#### [Provided passage]
━━━━━━━━
While going through treatment for breast cancer I even had moments where I frantically tried to hold onto my “cool.” When I wasn’t too sick to care, I worried about how I looked without hair and tried to find ways to make my baldness appear trendy, or at the very least, something I’d actually planned. I always wondered how women like Natalie Portman and Sinead O’Connor could look so darned gorgeous with very little in the way of hair, while I always felt I looked more like a baby seal or Mr. Clean!
Now I think, I was sick, I was perhaps facing my own demise – so why the heck did I care how I looked? I guess even when I’ve got one foot on a banana peel, and the other one out the door, I still want to look good. I’m pretty sure that attitude would have even hardcore geeks shaking their heads in disbelief.
What is wonderful is that I’ve managed to live long enough for geeks to be chic! Who could have imagined? The onset and continued popularity of the Internet generation has propelled people who use their brains into the same stratosphere as pop icons. In fact, it appears the geekier the better. I’m delighted.
Believe it or not, you can actually Google geek chic and it takes you to all sorts of interesting web pages. It appears the only thing you need to be viewed as a geek in some circles is some very thick black rimmed glasses. Who knew? Unfortunately for me, those in the know also feel you should possess either IT skills or at the very least, understand gadgets. You know, how to make them. How to take them apart. How to put them back together.
A geek would know why an iPhone 5 is better than an iPhone 4. I’ve had my iPhone for over six months and I’m still trying to figure out how to use the call waiting feature.
A geek would fully understand and appreciate how a wireless router works. I don’t even understand what a wireless router is. I think I know what it does (but even that is questionable!)
A geek understands math, science, engineering and I’m quite certain, much more than I do about anything technical. Unlike me, they may not fully comprehend how to make someone laugh, but that’s what I’m here for. I suppose there are funny geeks, but for the most part that is not a prerequisite for being considered one. I further suppose there are some who would consider me a funny geek, but they are wrong. So please don’t ask me to tell you a joke about why if we could travel as fast as light we would never get old. Actually, I’m not even sure that’s true, I need to ask one of my geek friends and I’ll get back to you.
━━━━━━━━
#### [Record excerpts]
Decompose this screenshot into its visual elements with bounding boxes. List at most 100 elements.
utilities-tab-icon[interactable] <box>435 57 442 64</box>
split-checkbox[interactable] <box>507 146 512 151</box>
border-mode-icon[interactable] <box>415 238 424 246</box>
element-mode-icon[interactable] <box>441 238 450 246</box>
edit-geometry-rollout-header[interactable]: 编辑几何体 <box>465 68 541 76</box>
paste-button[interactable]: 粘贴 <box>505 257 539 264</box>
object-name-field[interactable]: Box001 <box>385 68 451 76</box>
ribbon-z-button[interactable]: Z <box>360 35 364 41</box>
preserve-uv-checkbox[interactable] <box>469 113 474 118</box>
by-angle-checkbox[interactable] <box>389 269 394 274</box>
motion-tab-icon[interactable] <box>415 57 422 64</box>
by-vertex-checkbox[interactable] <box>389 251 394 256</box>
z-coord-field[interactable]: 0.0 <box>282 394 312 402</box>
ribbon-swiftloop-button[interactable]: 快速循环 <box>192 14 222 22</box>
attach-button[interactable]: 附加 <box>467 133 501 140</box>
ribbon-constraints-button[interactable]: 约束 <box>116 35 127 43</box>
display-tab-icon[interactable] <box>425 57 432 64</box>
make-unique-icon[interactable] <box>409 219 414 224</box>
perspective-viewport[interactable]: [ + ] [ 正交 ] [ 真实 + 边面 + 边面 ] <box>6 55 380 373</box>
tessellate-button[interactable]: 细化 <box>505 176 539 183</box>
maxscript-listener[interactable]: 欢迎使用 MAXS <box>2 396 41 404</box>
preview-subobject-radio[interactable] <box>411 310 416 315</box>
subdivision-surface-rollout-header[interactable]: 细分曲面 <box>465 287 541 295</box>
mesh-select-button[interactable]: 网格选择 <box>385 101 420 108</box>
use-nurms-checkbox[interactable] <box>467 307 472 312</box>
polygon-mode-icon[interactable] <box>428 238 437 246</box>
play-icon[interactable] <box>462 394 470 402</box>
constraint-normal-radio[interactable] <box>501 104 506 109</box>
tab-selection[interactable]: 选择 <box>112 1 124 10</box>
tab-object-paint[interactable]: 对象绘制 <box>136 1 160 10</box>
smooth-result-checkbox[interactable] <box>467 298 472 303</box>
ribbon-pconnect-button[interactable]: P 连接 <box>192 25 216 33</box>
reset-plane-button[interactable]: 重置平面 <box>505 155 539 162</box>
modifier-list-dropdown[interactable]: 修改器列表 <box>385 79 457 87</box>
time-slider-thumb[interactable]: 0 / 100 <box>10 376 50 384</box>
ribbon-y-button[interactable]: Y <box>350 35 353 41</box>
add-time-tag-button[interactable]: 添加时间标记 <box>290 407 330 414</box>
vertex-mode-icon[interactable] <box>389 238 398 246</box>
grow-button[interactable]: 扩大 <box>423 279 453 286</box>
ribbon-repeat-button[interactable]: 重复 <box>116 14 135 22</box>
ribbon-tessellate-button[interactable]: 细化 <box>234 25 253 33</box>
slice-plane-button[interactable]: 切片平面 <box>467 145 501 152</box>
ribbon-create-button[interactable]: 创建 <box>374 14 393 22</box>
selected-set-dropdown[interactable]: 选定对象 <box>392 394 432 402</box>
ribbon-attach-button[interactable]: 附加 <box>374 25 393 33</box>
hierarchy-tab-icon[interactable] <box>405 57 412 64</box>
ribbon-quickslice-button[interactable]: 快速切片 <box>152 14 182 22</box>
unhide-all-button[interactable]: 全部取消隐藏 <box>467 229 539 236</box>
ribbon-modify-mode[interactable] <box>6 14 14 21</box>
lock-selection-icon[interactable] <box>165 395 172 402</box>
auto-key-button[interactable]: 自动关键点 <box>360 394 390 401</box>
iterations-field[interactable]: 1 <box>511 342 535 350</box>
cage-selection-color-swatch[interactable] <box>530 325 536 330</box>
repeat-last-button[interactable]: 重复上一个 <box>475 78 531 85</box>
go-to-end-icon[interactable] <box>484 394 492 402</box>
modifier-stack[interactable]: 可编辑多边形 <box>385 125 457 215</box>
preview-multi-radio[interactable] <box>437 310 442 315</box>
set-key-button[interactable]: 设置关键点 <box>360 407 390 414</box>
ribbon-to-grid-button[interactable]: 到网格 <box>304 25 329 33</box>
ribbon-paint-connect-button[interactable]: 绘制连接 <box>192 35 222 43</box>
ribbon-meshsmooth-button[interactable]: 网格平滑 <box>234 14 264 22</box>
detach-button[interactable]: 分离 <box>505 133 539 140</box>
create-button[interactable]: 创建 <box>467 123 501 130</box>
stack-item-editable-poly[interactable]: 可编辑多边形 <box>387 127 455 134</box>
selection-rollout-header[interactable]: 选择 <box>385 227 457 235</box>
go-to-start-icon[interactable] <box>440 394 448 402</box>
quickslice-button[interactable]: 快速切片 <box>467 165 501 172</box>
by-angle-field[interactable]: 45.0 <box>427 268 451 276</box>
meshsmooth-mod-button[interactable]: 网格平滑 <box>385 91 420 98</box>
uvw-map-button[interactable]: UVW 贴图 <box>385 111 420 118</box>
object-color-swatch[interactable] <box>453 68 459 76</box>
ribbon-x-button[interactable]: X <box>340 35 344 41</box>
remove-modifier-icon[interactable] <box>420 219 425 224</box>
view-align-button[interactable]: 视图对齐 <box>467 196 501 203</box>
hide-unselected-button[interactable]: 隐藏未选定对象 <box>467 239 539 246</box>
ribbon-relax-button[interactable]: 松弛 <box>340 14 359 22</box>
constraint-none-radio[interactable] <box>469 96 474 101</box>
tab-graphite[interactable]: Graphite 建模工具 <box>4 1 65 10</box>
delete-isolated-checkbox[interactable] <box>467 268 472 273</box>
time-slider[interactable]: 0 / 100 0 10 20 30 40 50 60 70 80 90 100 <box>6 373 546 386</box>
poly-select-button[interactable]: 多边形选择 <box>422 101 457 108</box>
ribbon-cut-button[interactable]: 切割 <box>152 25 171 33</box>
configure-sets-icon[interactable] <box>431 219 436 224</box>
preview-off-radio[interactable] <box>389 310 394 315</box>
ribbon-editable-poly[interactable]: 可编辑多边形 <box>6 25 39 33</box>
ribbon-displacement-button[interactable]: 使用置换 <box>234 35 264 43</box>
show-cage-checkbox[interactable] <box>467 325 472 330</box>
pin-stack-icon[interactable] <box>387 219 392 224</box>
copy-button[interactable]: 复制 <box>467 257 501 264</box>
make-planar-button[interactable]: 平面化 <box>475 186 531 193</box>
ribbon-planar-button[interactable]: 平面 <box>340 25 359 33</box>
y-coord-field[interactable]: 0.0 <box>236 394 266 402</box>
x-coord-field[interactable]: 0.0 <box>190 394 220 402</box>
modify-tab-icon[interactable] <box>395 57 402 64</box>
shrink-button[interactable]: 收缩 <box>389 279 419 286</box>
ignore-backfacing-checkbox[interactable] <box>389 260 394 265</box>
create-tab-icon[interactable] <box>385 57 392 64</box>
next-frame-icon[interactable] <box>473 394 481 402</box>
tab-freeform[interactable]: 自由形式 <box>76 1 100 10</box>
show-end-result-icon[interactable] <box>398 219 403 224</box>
━━━━━━━━
#### [What is being asked]
From the passage on geek chic, retype the part that opens with the words containing "What is wonderful" and closes with "better. I’m delighted.". The lines are separate material, unconnected to the passage on geek chic.

#### [Answer section]
What is wonderful is that I’ve managed to live long enough for geeks to be chic! Who could have imagined? The onset and continued popularity of the Internet generation has propelled people who use their brains into the same stratosphere as pop icons. In fact, it appears the geekier the better. I’m delighted.